§ **TASK DIRECTIONS**
Word for word, set down the records and skip each picture.

§ **DATA SHOWN**
____
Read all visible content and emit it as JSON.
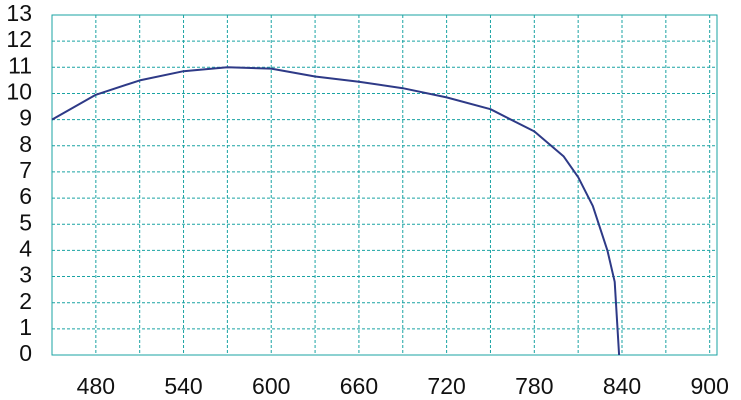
{
  "chart_data": {
    "type": "line",
    "x": [
      450,
      480,
      510,
      540,
      570,
      600,
      630,
      660,
      690,
      720,
      750,
      780,
      800,
      810,
      820,
      830,
      835,
      838
    ],
    "values": [
      9.0,
      9.95,
      10.5,
      10.85,
      11.0,
      10.95,
      10.65,
      10.45,
      10.2,
      9.85,
      9.4,
      8.55,
      7.6,
      6.8,
      5.7,
      4.0,
      2.8,
      0
    ],
    "color": "#2e3a87",
    "xlim": [
      450,
      905
    ],
    "xticks": [
      480,
      540,
      600,
      660,
      720,
      780,
      840,
      900
    ],
    "x_minor_grid": [
      450,
      510,
      570,
      630,
      690,
      750,
      810,
      870
    ],
    "ylim": [
      0,
      13
    ],
    "yticks": [
      0,
      1,
      2,
      3,
      4,
      5,
      6,
      7,
      8,
      9,
      10,
      11,
      12,
      13
    ],
    "grid": true,
    "grid_color": "#1aa3a3"
  }
}
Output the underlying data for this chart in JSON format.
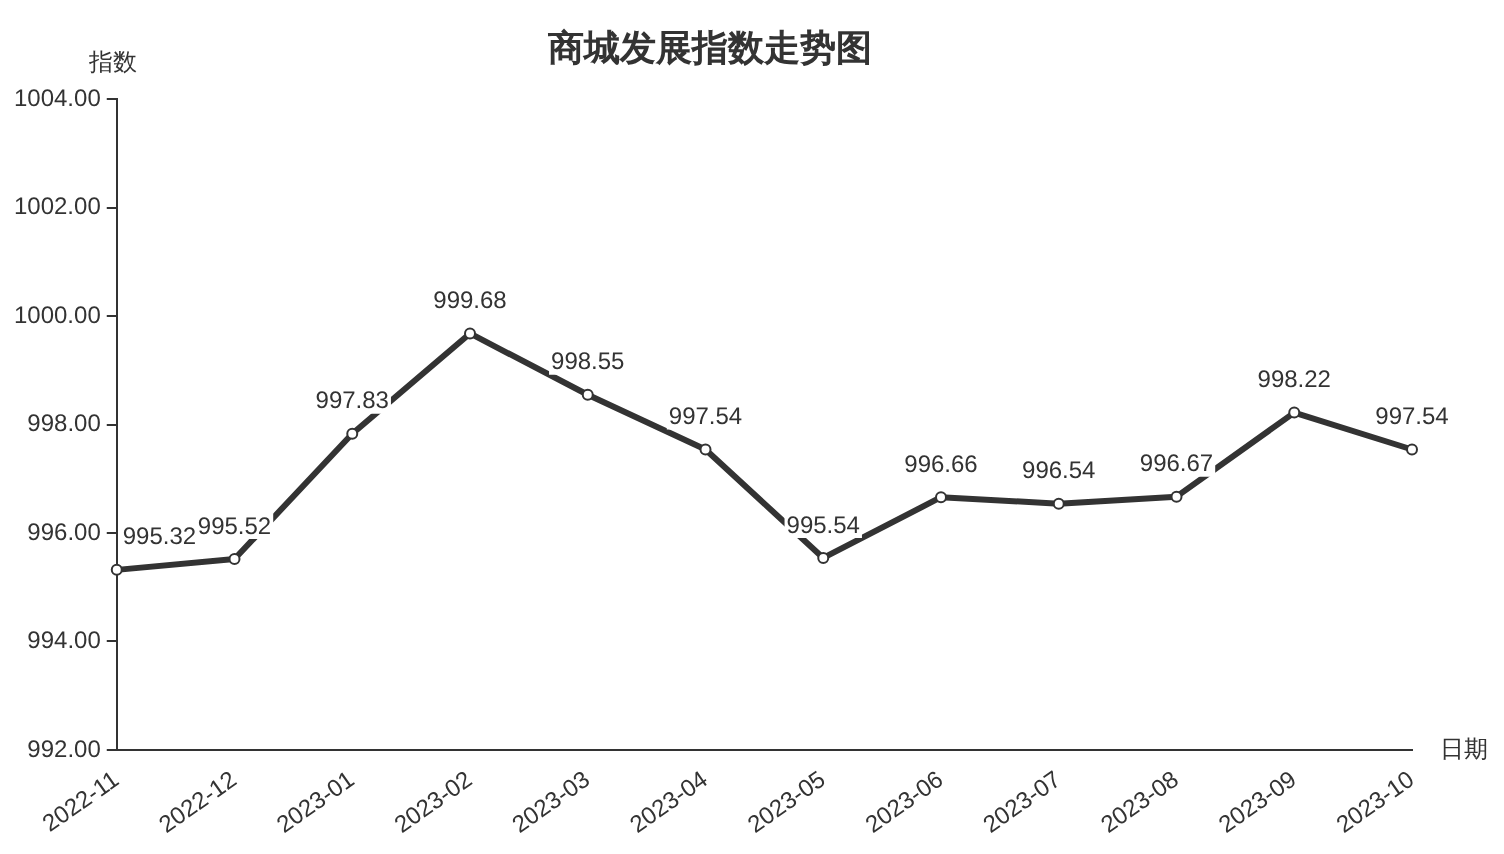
{
  "chart_data": {
    "type": "line",
    "title": "商城发展指数走势图",
    "xlabel": "日期",
    "ylabel": "指数",
    "categories": [
      "2022-11",
      "2022-12",
      "2023-01",
      "2023-02",
      "2023-03",
      "2023-04",
      "2023-05",
      "2023-06",
      "2023-07",
      "2023-08",
      "2023-09",
      "2023-10"
    ],
    "series": [
      {
        "color": "#333333",
        "values": [
          995.32,
          995.52,
          997.83,
          999.68,
          998.55,
          997.54,
          995.54,
          996.66,
          996.54,
          996.67,
          998.22,
          997.54
        ]
      }
    ],
    "ylim": [
      992,
      1004
    ],
    "yticks": [
      {
        "value": 992,
        "label": "992.00"
      },
      {
        "value": 994,
        "label": "994.00"
      },
      {
        "value": 996,
        "label": "996.00"
      },
      {
        "value": 998,
        "label": "998.00"
      },
      {
        "value": 1000,
        "label": "1000.00"
      },
      {
        "value": 1002,
        "label": "1002.00"
      },
      {
        "value": 1004,
        "label": "1004.00"
      }
    ],
    "grid": false,
    "legend": false,
    "marker": "circle",
    "line_style": "solid",
    "data_labels": true
  }
}
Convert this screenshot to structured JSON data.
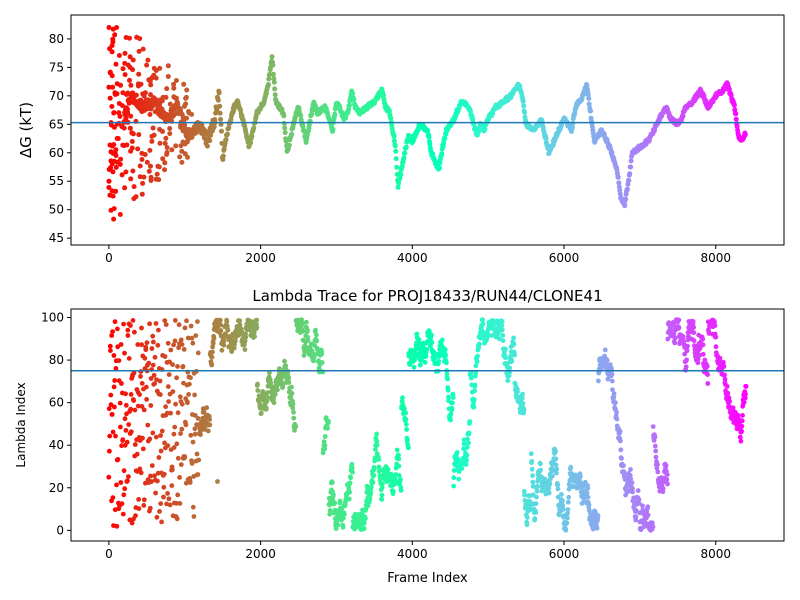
{
  "figure": {
    "background": "#ffffff",
    "axis_color": "#000000",
    "hline_color": "#1f77b4",
    "colormap": "rainbow"
  },
  "chart_data": [
    {
      "type": "scatter",
      "title": "",
      "xlabel": "",
      "ylabel": "ΔG (kT)",
      "xlim": [
        -500,
        8900
      ],
      "ylim": [
        43.8,
        84.2
      ],
      "xticks": [
        0,
        2000,
        4000,
        6000,
        8000
      ],
      "xtick_labels": [
        "0",
        "2000",
        "4000",
        "6000",
        "8000"
      ],
      "yticks": [
        45,
        50,
        55,
        60,
        65,
        70,
        75,
        80
      ],
      "ytick_labels": [
        "45",
        "50",
        "55",
        "60",
        "65",
        "70",
        "75",
        "80"
      ],
      "hline": 65.3,
      "color_by": "frame_index_reversed_rainbow",
      "trace_anchors": {
        "x": [
          200,
          300,
          450,
          600,
          750,
          900,
          1050,
          1200,
          1300,
          1400,
          1450,
          1500,
          1550,
          1650,
          1700,
          1800,
          1850,
          1950,
          2050,
          2100,
          2150,
          2200,
          2300,
          2350,
          2450,
          2500,
          2600,
          2700,
          2750,
          2850,
          2950,
          3000,
          3100,
          3150,
          3200,
          3250,
          3300,
          3400,
          3500,
          3600,
          3650,
          3700,
          3780,
          3810,
          3900,
          3950,
          4000,
          4100,
          4200,
          4250,
          4350,
          4400,
          4450,
          4550,
          4650,
          4750,
          4850,
          4900,
          4950,
          5000,
          5100,
          5200,
          5300,
          5400,
          5450,
          5500,
          5600,
          5700,
          5800,
          5900,
          6000,
          6100,
          6150,
          6250,
          6300,
          6350,
          6400,
          6500,
          6600,
          6700,
          6750,
          6800,
          6850,
          6900,
          7000,
          7100,
          7150,
          7300,
          7350,
          7400,
          7500,
          7550,
          7600,
          7700,
          7800,
          7900,
          8000,
          8100,
          8150,
          8200,
          8250,
          8300,
          8350,
          8390
        ],
        "y": [
          66,
          70,
          68,
          69,
          66,
          68,
          63,
          65,
          62,
          66,
          71,
          59,
          63,
          68,
          69,
          64,
          61,
          67,
          69,
          72,
          77,
          69,
          67,
          60,
          66,
          68,
          62,
          69,
          67,
          68,
          64,
          69,
          66,
          67,
          71,
          68,
          67,
          68,
          69,
          71,
          68,
          67,
          61,
          54,
          60,
          63,
          62,
          65,
          64,
          60,
          57,
          61,
          64,
          66,
          69,
          68,
          63,
          65,
          64,
          66,
          68,
          69,
          70,
          72,
          70,
          65,
          64,
          66,
          60,
          63,
          66,
          64,
          68,
          70,
          72,
          67,
          62,
          64,
          61,
          57,
          52,
          51,
          55,
          60,
          61,
          62,
          63,
          67,
          68,
          66,
          65,
          66,
          68,
          69,
          71,
          68,
          70,
          71,
          72,
          70,
          68,
          63,
          62,
          63.5
        ]
      },
      "early_scatter": {
        "x_range": [
          0,
          1100
        ],
        "y_range": [
          45,
          82
        ]
      }
    },
    {
      "type": "scatter",
      "title": "Lambda Trace for PROJ18433/RUN44/CLONE41",
      "xlabel": "Frame Index",
      "ylabel": "Lambda Index",
      "xlim": [
        -500,
        8900
      ],
      "ylim": [
        -5,
        104
      ],
      "xticks": [
        0,
        2000,
        4000,
        6000,
        8000
      ],
      "xtick_labels": [
        "0",
        "2000",
        "4000",
        "6000",
        "8000"
      ],
      "yticks": [
        0,
        20,
        40,
        60,
        80,
        100
      ],
      "ytick_labels": [
        "0",
        "20",
        "40",
        "60",
        "80",
        "100"
      ],
      "hline": 75,
      "color_by": "frame_index_reversed_rainbow",
      "lambda_range": [
        0,
        99
      ],
      "frame_range": [
        0,
        8400
      ]
    }
  ]
}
____
§ **ANSWER TO THE EXERCISE**
Read all visible content and emit it as JSON.
{
  "chart_data": {
    "type": "line",
    "x": [
      450,
      480,
      510,
      540,
      570,
      600,
      630,
      660,
      690,
      720,
      750,
      780,
      800,
      810,
      820,
      830,
      835,
      838
    ],
    "values": [
      9.0,
      9.95,
      10.5,
      10.85,
      11.0,
      10.95,
      10.65,
      10.45,
      10.2,
      9.85,
      9.4,
      8.55,
      7.6,
      6.8,
      5.7,
      4.0,
      2.8,
      0
    ],
    "color": "#2e3a87",
    "xlim": [
      450,
      905
    ],
    "xticks": [
      480,
      540,
      600,
      660,
      720,
      780,
      840,
      900
    ],
    "x_minor_grid": [
      450,
      510,
      570,
      630,
      690,
      750,
      810,
      870
    ],
    "ylim": [
      0,
      13
    ],
    "yticks": [
      0,
      1,
      2,
      3,
      4,
      5,
      6,
      7,
      8,
      9,
      10,
      11,
      12,
      13
    ],
    "grid": true,
    "grid_color": "#1aa3a3"
  }
}
Output the underlying data for this chart in JSON format.
{
  "chart_data": {
    "type": "line",
    "title": "商城发展指数走势图",
    "xlabel": "日期",
    "ylabel": "指数",
    "categories": [
      "2022-11",
      "2022-12",
      "2023-01",
      "2023-02",
      "2023-03",
      "2023-04",
      "2023-05",
      "2023-06",
      "2023-07",
      "2023-08",
      "2023-09",
      "2023-10"
    ],
    "series": [
      {
        "color": "#333333",
        "values": [
          995.32,
          995.52,
          997.83,
          999.68,
          998.55,
          997.54,
          995.54,
          996.66,
          996.54,
          996.67,
          998.22,
          997.54
        ]
      }
    ],
    "ylim": [
      992,
      1004
    ],
    "yticks": [
      {
        "value": 992,
        "label": "992.00"
      },
      {
        "value": 994,
        "label": "994.00"
      },
      {
        "value": 996,
        "label": "996.00"
      },
      {
        "value": 998,
        "label": "998.00"
      },
      {
        "value": 1000,
        "label": "1000.00"
      },
      {
        "value": 1002,
        "label": "1002.00"
      },
      {
        "value": 1004,
        "label": "1004.00"
      }
    ],
    "grid": false,
    "legend": false,
    "marker": "circle",
    "line_style": "solid",
    "data_labels": true
  }
}
Convert this screenshot to structured JSON data.
{
  "figure": {
    "background": "#ffffff",
    "axis_color": "#000000",
    "hline_color": "#1f77b4",
    "colormap": "rainbow"
  },
  "chart_data": [
    {
      "type": "scatter",
      "title": "",
      "xlabel": "",
      "ylabel": "ΔG (kT)",
      "xlim": [
        -500,
        8900
      ],
      "ylim": [
        43.8,
        84.2
      ],
      "xticks": [
        0,
        2000,
        4000,
        6000,
        8000
      ],
      "xtick_labels": [
        "0",
        "2000",
        "4000",
        "6000",
        "8000"
      ],
      "yticks": [
        45,
        50,
        55,
        60,
        65,
        70,
        75,
        80
      ],
      "ytick_labels": [
        "45",
        "50",
        "55",
        "60",
        "65",
        "70",
        "75",
        "80"
      ],
      "hline": 65.3,
      "color_by": "frame_index_reversed_rainbow",
      "trace_anchors": {
        "x": [
          200,
          300,
          450,
          600,
          750,
          900,
          1050,
          1200,
          1300,
          1400,
          1450,
          1500,
          1550,
          1650,
          1700,
          1800,
          1850,
          1950,
          2050,
          2100,
          2150,
          2200,
          2300,
          2350,
          2450,
          2500,
          2600,
          2700,
          2750,
          2850,
          2950,
          3000,
          3100,
          3150,
          3200,
          3250,
          3300,
          3400,
          3500,
          3600,
          3650,
          3700,
          3780,
          3810,
          3900,
          3950,
          4000,
          4100,
          4200,
          4250,
          4350,
          4400,
          4450,
          4550,
          4650,
          4750,
          4850,
          4900,
          4950,
          5000,
          5100,
          5200,
          5300,
          5400,
          5450,
          5500,
          5600,
          5700,
          5800,
          5900,
          6000,
          6100,
          6150,
          6250,
          6300,
          6350,
          6400,
          6500,
          6600,
          6700,
          6750,
          6800,
          6850,
          6900,
          7000,
          7100,
          7150,
          7300,
          7350,
          7400,
          7500,
          7550,
          7600,
          7700,
          7800,
          7900,
          8000,
          8100,
          8150,
          8200,
          8250,
          8300,
          8350,
          8390
        ],
        "y": [
          66,
          70,
          68,
          69,
          66,
          68,
          63,
          65,
          62,
          66,
          71,
          59,
          63,
          68,
          69,
          64,
          61,
          67,
          69,
          72,
          77,
          69,
          67,
          60,
          66,
          68,
          62,
          69,
          67,
          68,
          64,
          69,
          66,
          67,
          71,
          68,
          67,
          68,
          69,
          71,
          68,
          67,
          61,
          54,
          60,
          63,
          62,
          65,
          64,
          60,
          57,
          61,
          64,
          66,
          69,
          68,
          63,
          65,
          64,
          66,
          68,
          69,
          70,
          72,
          70,
          65,
          64,
          66,
          60,
          63,
          66,
          64,
          68,
          70,
          72,
          67,
          62,
          64,
          61,
          57,
          52,
          51,
          55,
          60,
          61,
          62,
          63,
          67,
          68,
          66,
          65,
          66,
          68,
          69,
          71,
          68,
          70,
          71,
          72,
          70,
          68,
          63,
          62,
          63.5
        ]
      },
      "early_scatter": {
        "x_range": [
          0,
          1100
        ],
        "y_range": [
          45,
          82
        ]
      }
    },
    {
      "type": "scatter",
      "title": "Lambda Trace for PROJ18433/RUN44/CLONE41",
      "xlabel": "Frame Index",
      "ylabel": "Lambda Index",
      "xlim": [
        -500,
        8900
      ],
      "ylim": [
        -5,
        104
      ],
      "xticks": [
        0,
        2000,
        4000,
        6000,
        8000
      ],
      "xtick_labels": [
        "0",
        "2000",
        "4000",
        "6000",
        "8000"
      ],
      "yticks": [
        0,
        20,
        40,
        60,
        80,
        100
      ],
      "ytick_labels": [
        "0",
        "20",
        "40",
        "60",
        "80",
        "100"
      ],
      "hline": 75,
      "color_by": "frame_index_reversed_rainbow",
      "lambda_range": [
        0,
        99
      ],
      "frame_range": [
        0,
        8400
      ]
    }
  ]
}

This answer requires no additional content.